Data entries:
▶

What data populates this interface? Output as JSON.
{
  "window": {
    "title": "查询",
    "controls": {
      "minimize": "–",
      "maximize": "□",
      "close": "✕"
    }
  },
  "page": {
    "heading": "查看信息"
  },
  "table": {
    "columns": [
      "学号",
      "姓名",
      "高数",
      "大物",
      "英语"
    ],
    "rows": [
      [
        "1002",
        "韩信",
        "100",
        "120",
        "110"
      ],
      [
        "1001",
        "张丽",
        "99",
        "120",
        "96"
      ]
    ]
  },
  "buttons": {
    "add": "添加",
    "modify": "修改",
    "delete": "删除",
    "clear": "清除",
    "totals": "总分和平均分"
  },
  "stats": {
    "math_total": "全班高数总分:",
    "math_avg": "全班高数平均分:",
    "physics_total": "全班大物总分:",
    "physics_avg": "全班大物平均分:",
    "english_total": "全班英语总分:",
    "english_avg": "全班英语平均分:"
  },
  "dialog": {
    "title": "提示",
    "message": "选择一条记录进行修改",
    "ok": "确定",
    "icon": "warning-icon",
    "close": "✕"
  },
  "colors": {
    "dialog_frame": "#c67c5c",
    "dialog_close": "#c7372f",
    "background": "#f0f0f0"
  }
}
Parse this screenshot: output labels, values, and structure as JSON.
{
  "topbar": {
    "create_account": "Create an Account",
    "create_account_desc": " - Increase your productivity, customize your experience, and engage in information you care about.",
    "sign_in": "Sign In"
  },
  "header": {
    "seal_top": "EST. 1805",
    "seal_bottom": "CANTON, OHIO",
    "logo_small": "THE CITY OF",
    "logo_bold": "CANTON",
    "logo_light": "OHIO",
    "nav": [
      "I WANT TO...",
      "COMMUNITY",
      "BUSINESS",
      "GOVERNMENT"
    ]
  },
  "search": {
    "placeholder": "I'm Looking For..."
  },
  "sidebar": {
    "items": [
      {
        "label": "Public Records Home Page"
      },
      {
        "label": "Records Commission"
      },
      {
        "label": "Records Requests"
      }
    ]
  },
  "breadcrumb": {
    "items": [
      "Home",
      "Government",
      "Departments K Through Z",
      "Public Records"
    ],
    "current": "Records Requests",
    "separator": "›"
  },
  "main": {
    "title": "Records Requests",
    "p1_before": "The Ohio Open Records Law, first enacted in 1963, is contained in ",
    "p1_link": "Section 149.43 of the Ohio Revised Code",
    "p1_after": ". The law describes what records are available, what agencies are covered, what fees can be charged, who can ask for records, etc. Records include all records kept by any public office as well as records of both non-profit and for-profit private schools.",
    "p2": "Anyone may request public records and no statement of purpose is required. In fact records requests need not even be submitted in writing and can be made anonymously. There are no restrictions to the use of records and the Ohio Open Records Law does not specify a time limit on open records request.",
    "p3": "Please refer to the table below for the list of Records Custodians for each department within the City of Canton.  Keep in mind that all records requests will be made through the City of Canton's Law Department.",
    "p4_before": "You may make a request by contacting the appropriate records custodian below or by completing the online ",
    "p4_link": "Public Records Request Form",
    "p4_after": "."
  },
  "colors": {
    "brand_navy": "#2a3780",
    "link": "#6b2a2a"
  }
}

◀

(WHAT TO PRODUCE):
Collect every line from the records above that contains the word "Open".

(FINAL RESULT):
    "p1_before": "The Ohio Open Records Law, first enacted in 1963, is contained in ",
    "p2": "Anyone may request public records and no statement of purpose is required. In fact records requests need not even be submitted in writing and can be made anonymously. There are no restrictions to the use of records and the Ohio Open Records Law does not specify a time limit on open records request.",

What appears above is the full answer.